▶ YOUR OBJECTIVE
Emit the entire listing verbatim.

▶ DATASET ROWS
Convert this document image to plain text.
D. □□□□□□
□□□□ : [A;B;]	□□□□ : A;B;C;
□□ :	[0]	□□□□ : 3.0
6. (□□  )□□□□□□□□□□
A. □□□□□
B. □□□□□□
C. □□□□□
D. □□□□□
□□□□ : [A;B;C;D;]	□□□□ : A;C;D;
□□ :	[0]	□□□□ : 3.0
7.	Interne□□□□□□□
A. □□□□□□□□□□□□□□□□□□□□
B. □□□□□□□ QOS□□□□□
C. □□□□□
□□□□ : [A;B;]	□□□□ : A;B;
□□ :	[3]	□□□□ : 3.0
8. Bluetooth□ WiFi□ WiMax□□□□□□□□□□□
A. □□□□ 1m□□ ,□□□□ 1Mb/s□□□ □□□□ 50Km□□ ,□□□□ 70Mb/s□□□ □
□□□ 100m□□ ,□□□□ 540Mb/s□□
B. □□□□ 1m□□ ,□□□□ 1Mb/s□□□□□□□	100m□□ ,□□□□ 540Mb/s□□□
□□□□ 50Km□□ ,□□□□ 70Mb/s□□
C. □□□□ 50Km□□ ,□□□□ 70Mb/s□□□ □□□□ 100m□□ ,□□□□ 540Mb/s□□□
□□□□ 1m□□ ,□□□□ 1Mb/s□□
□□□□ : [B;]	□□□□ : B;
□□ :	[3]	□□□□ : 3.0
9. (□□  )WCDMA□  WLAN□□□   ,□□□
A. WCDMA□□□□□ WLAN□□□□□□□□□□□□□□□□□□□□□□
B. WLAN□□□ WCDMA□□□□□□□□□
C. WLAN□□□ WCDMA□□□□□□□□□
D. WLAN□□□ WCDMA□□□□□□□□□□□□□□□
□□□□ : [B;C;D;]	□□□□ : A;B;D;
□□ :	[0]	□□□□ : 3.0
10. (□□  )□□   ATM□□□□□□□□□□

▶ ANSWER TO THIS PROBLEM
Convert this document image to plain text.
D. □□□□□□
□□□□ : [A;B;]	□□□□ : A;B;C;
□□ :	[0]	□□□□ : 3.0
6. (□□  )□□□□□□□□□□
A. □□□□□
B. □□□□□□
C. □□□□□
D. □□□□□
□□□□ : [A;B;C;D;]	□□□□ : A;C;D;
□□ :	[0]	□□□□ : 3.0
7.	Interne□□□□□□□
A. □□□□□□□□□□□□□□□□□□□□
B. □□□□□□□ QOS□□□□□
C. □□□□□
□□□□ : [A;B;]	□□□□ : A;B;
□□ :	[3]	□□□□ : 3.0
8. Bluetooth□ WiFi□ WiMax□□□□□□□□□□□
A. □□□□ 1m□□ ,□□□□ 1Mb/s□□□ □□□□ 50Km□□ ,□□□□ 70Mb/s□□□ □
□□□ 100m□□ ,□□□□ 540Mb/s□□
B. □□□□ 1m□□ ,□□□□ 1Mb/s□□□□□□□	100m□□ ,□□□□ 540Mb/s□□□
□□□□ 50Km□□ ,□□□□ 70Mb/s□□
C. □□□□ 50Km□□ ,□□□□ 70Mb/s□□□ □□□□ 100m□□ ,□□□□ 540Mb/s□□□
□□□□ 1m□□ ,□□□□ 1Mb/s□□
□□□□ : [B;]	□□□□ : B;
□□ :	[3]	□□□□ : 3.0
9. (□□  )WCDMA□  WLAN□□□   ,□□□
A. WCDMA□□□□□ WLAN□□□□□□□□□□□□□□□□□□□□□□
B. WLAN□□□ WCDMA□□□□□□□□□
C. WLAN□□□ WCDMA□□□□□□□□□
D. WLAN□□□ WCDMA□□□□□□□□□□□□□□□
□□□□ : [B;C;D;]	□□□□ : A;B;D;
□□ :	[0]	□□□□ : 3.0
10. (□□  )□□   ATM□□□□□□□□□□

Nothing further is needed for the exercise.